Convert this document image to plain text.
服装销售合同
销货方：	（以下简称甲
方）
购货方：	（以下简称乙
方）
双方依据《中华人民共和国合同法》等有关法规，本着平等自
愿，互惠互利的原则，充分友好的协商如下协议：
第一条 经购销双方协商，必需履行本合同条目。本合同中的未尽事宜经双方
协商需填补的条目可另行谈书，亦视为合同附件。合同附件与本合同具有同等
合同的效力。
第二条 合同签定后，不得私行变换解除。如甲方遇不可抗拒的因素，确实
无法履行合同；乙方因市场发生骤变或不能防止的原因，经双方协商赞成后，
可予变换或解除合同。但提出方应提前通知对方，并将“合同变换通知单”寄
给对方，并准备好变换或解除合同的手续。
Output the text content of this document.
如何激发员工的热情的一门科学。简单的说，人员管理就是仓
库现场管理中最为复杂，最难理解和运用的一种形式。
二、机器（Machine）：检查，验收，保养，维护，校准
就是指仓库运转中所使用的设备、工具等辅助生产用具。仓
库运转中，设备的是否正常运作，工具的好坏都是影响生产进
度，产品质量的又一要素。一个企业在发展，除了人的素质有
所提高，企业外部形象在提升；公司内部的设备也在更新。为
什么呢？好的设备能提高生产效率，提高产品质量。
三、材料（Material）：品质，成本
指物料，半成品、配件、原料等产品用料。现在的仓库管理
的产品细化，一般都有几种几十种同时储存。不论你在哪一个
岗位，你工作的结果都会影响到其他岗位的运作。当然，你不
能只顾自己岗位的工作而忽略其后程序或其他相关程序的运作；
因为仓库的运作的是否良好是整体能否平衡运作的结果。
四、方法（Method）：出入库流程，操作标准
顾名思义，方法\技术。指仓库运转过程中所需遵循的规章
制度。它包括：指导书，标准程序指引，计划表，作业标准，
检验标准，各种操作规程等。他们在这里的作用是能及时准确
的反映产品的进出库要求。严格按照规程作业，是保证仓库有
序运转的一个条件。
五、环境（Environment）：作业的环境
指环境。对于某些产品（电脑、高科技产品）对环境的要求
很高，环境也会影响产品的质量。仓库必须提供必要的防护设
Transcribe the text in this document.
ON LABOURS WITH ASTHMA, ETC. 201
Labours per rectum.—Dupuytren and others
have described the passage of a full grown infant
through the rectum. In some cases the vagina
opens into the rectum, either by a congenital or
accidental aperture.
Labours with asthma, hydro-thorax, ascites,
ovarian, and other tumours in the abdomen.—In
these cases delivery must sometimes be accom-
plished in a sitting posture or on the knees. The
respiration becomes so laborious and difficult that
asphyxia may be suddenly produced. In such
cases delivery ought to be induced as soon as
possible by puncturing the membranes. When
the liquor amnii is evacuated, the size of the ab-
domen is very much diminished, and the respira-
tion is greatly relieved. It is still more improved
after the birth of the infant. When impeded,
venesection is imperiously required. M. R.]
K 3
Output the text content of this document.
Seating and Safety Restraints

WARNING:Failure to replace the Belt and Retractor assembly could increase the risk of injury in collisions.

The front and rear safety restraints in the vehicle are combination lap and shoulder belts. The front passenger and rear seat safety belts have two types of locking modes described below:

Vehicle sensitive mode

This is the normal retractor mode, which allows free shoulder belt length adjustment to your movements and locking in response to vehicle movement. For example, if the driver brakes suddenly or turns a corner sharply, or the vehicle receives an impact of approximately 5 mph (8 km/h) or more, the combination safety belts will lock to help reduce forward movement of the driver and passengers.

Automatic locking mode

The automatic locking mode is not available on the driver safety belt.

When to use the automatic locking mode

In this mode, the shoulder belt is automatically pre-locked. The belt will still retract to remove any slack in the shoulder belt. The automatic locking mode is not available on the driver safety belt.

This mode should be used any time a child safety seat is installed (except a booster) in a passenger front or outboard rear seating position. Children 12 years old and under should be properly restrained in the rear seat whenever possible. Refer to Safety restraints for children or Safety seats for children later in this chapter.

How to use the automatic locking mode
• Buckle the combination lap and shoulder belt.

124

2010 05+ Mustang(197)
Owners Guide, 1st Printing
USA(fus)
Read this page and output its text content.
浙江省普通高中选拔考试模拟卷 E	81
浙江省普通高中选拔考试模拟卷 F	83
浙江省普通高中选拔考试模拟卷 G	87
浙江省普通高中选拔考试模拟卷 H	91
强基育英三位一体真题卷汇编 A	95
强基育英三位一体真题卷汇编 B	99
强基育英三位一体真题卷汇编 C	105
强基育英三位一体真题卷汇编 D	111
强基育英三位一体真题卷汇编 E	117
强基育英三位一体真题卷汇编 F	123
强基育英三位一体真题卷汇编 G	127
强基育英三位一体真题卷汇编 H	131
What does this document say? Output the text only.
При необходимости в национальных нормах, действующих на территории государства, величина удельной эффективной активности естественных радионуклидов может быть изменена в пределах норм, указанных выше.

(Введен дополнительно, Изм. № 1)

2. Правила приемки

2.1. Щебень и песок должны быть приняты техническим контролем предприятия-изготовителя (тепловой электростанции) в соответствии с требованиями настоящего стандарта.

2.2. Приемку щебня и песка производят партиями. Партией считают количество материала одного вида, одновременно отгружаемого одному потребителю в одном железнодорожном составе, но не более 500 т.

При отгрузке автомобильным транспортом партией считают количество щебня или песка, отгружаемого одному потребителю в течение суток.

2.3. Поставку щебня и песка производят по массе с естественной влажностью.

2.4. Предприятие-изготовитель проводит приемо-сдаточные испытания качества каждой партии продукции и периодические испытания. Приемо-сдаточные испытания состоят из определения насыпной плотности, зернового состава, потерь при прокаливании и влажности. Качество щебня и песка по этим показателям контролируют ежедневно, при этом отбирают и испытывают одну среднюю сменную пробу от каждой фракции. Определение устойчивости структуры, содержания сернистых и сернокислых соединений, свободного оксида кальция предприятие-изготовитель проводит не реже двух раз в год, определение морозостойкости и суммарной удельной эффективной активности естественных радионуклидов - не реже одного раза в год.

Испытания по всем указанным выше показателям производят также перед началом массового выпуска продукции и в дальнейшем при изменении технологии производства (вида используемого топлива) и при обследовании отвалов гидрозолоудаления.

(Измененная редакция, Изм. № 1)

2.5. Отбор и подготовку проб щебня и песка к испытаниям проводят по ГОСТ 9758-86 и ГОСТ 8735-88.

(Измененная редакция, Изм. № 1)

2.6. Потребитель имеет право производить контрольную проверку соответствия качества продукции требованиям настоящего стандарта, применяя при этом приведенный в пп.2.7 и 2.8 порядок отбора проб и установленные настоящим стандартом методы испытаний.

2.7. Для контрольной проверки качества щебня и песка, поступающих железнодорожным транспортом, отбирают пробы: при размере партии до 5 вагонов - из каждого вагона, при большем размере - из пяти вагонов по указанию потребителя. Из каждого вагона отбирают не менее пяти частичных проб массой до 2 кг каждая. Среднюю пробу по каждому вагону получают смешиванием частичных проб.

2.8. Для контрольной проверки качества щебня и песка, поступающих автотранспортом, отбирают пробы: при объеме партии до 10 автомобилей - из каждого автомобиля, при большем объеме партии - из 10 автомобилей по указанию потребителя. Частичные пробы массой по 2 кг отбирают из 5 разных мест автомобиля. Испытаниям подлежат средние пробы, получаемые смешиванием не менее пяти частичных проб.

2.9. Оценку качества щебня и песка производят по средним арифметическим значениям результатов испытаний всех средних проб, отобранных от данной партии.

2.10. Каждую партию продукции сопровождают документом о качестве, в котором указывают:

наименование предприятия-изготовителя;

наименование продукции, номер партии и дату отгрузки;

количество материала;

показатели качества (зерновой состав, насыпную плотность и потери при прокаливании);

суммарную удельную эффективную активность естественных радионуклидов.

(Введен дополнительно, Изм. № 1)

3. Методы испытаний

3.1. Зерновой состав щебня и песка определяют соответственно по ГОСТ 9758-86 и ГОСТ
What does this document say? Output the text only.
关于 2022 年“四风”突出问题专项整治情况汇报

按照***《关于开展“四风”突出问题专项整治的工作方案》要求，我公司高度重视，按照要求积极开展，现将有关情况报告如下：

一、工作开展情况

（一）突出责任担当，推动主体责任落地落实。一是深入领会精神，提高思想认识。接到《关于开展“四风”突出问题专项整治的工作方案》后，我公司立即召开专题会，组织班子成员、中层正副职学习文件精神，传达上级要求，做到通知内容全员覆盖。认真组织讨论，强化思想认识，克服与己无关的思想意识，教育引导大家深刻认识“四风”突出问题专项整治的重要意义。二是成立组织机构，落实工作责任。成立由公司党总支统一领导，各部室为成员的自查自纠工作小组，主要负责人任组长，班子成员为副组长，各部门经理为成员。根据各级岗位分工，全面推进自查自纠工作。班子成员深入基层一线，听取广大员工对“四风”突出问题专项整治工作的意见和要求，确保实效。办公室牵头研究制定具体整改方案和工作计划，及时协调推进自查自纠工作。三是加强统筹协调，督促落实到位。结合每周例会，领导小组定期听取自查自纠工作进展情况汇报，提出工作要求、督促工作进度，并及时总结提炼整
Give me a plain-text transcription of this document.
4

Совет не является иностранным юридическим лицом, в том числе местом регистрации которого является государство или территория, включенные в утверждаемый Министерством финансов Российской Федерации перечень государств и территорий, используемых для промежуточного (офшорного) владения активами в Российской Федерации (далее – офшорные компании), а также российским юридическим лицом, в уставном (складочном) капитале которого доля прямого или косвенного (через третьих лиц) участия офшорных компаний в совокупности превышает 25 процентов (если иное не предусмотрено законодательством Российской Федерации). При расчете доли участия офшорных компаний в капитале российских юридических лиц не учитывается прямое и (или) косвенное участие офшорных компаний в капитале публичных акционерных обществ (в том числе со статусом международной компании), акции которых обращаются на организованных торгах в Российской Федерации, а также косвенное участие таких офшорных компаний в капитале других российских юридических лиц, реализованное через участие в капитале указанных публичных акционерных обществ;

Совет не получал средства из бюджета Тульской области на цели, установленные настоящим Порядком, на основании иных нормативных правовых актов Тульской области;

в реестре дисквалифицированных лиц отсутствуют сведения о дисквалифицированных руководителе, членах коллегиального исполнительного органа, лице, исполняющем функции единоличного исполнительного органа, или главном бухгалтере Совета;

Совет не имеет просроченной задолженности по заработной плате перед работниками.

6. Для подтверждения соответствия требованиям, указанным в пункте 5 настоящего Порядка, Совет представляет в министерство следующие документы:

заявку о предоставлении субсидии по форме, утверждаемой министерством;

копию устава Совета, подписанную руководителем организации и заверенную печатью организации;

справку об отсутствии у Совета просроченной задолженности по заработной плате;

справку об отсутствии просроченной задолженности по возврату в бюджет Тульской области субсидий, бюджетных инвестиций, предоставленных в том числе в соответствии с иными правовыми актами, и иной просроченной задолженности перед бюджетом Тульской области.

**Brief**
Your task is to collect every line above that contains the word "изготовителя".

**Solution to this problem**
2.1. Щебень и песок должны быть приняты техническим контролем предприятия-изготовителя (тепловой электростанции) в соответствии с требованиями настоящего стандарта.
наименование предприятия-изготовителя;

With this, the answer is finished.